━━━━━ SUPPLIED MATERIAL ━━━━━

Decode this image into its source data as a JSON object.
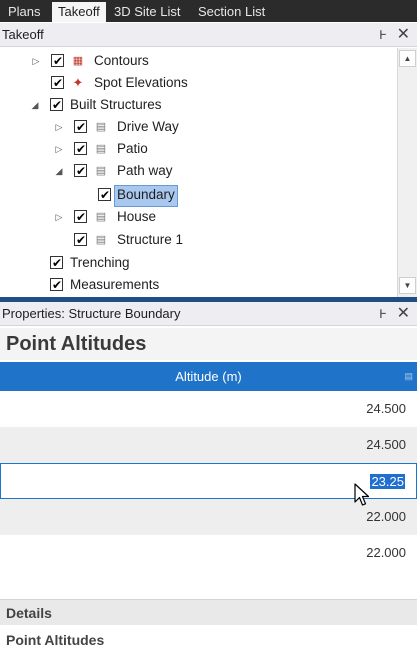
{
  "tabs": [
    {
      "label": "Plans",
      "active": false
    },
    {
      "label": "Takeoff",
      "active": true
    },
    {
      "label": "3D Site List",
      "active": false
    },
    {
      "label": "Section List",
      "active": false
    }
  ],
  "takeoff_panel": {
    "title": "Takeoff",
    "pin_glyph": "Ͱ",
    "close_glyph": "✕"
  },
  "tree": {
    "items": [
      {
        "label": "Contours",
        "expander": "collapsed",
        "checked": true,
        "icon": "contours-icon"
      },
      {
        "label": "Spot Elevations",
        "expander": "none",
        "checked": true,
        "icon": "spot-elevation-icon"
      },
      {
        "label": "Built Structures",
        "expander": "expanded",
        "checked": true,
        "icon": "none"
      },
      {
        "label": "Drive Way",
        "expander": "collapsed",
        "checked": true,
        "icon": "structure-icon"
      },
      {
        "label": "Patio",
        "expander": "collapsed",
        "checked": true,
        "icon": "structure-icon"
      },
      {
        "label": "Path way",
        "expander": "expanded",
        "checked": true,
        "icon": "structure-icon"
      },
      {
        "label": "Boundary",
        "expander": "none",
        "checked": true,
        "icon": "none",
        "selected": true
      },
      {
        "label": "House",
        "expander": "collapsed",
        "checked": true,
        "icon": "structure-icon"
      },
      {
        "label": "Structure 1",
        "expander": "none",
        "checked": true,
        "icon": "structure-icon"
      },
      {
        "label": "Trenching",
        "expander": "none",
        "checked": true,
        "icon": "none"
      },
      {
        "label": "Measurements",
        "expander": "none",
        "checked": true,
        "icon": "none"
      }
    ]
  },
  "properties_panel": {
    "title": "Properties: Structure Boundary",
    "heading": "Point Altitudes",
    "column_header": "Altitude (m)",
    "rows": [
      "24.500",
      "24.500",
      "23.25",
      "22.000",
      "22.000"
    ],
    "editing_row_value": "23.25",
    "details_label": "Details",
    "description": "Point Altitudes"
  },
  "colors": {
    "accent": "#1f73c8",
    "selection": "#a9c8ef",
    "splitter": "#1f4e86"
  }
}
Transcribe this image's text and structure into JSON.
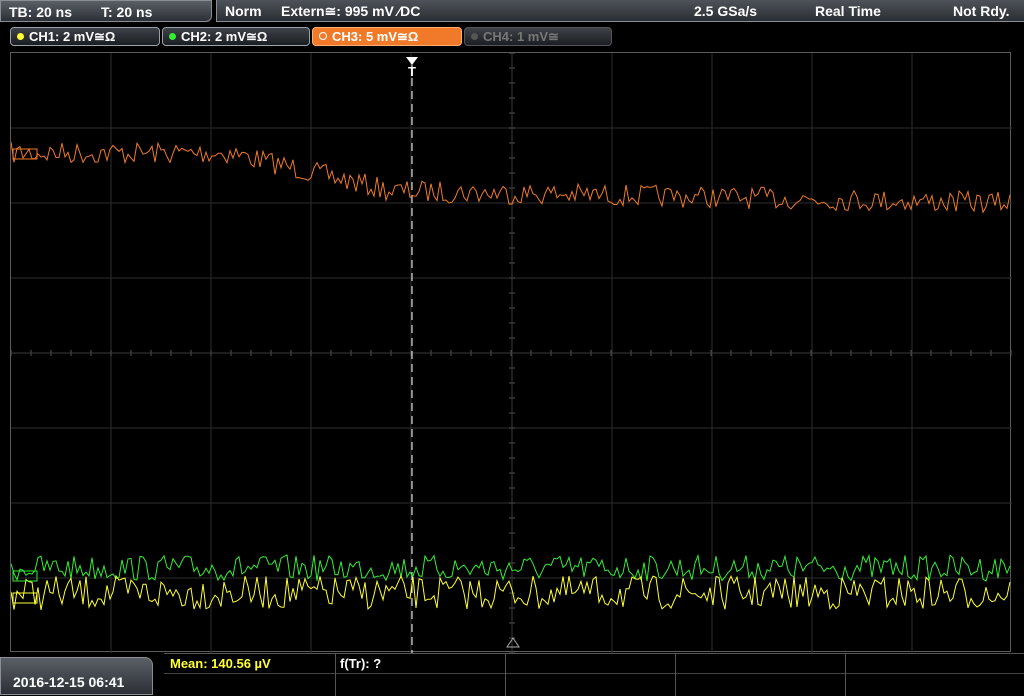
{
  "timebase": {
    "tb": "TB: 20 ns",
    "t": "T: 20 ns"
  },
  "status": {
    "mode": "Norm",
    "trigger": "Extern≅: 995 mV ⁄DC",
    "sample_rate": "2.5 GSa/s",
    "acq": "Real Time",
    "state": "Not Rdy."
  },
  "channels": [
    {
      "label": "CH1: 2 mV≅Ω",
      "color": "#ffff33",
      "state": "on"
    },
    {
      "label": "CH2: 2 mV≅Ω",
      "color": "#33ee33",
      "state": "on"
    },
    {
      "label": "CH3: 5 mV≅Ω",
      "color": "#f07a2a",
      "state": "active"
    },
    {
      "label": "CH4: 1 mV≅",
      "color": "#777777",
      "state": "off"
    }
  ],
  "trigger_marker": "T",
  "datetime": "2016-12-15 06:41",
  "measurements": {
    "mean": "Mean: 140.56 µV",
    "ftr": "f(Tr): ?"
  },
  "waveform_colors": {
    "ch1": "#ffff33",
    "ch2": "#33ee33",
    "ch3": "#f07a2a"
  }
}
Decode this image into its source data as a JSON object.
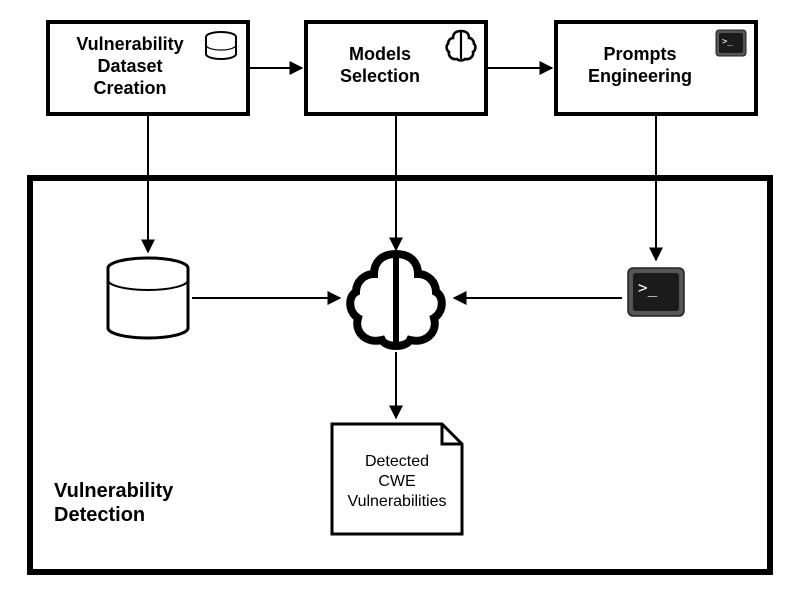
{
  "boxes": {
    "dataset": {
      "line1": "Vulnerability",
      "line2": "Dataset",
      "line3": "Creation"
    },
    "models": {
      "line1": "Models",
      "line2": "Selection"
    },
    "prompts": {
      "line1": "Prompts",
      "line2": "Engineering"
    }
  },
  "container": {
    "title": "Vulnerability",
    "title2": "Detection"
  },
  "output": {
    "line1": "Detected",
    "line2": "CWE",
    "line3": "Vulnerabilities"
  }
}
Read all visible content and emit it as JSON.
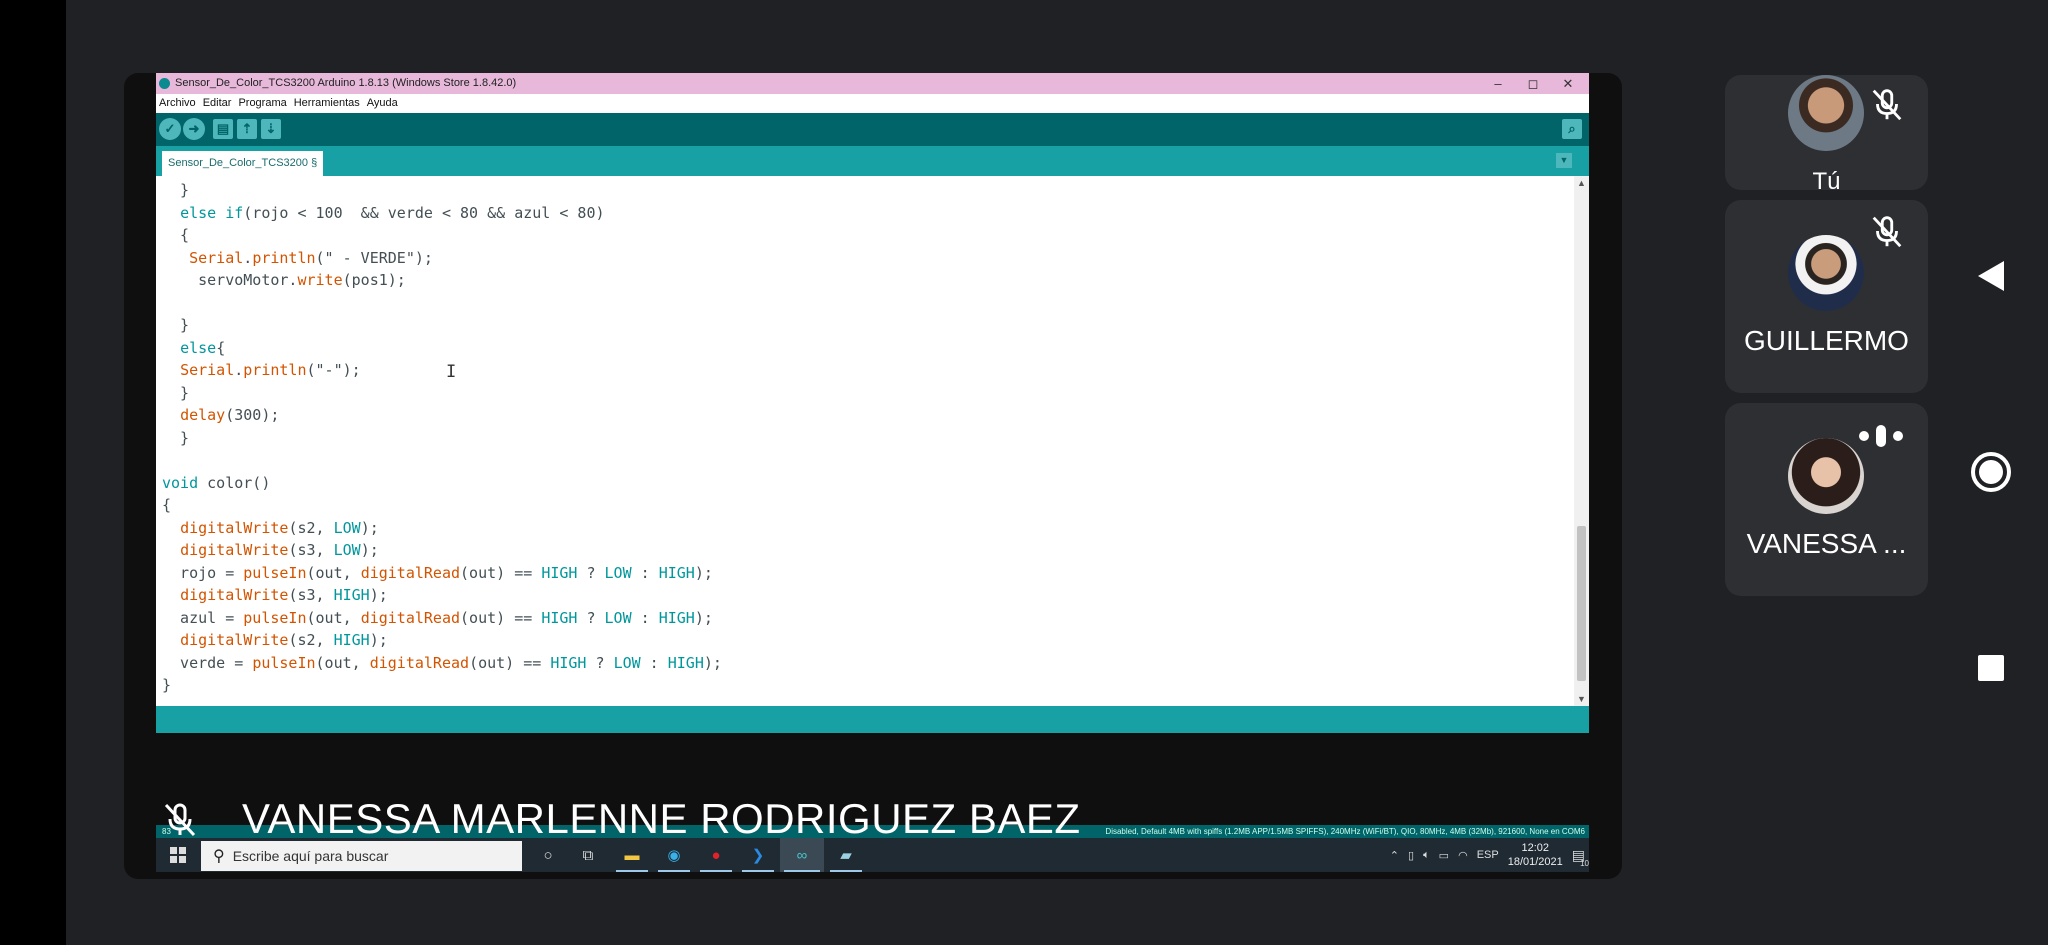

━━━━━

WORK REQUIRED: Pick out every line of the listing containing the word "JSON", and show those lines.

TASK RESULT:
Decode this image into its source data as a JSON object.
Transcribe this image's text and structure into JSON.
Decode this image into its source data as a JSON object.
Read all visible content and emit it as JSON.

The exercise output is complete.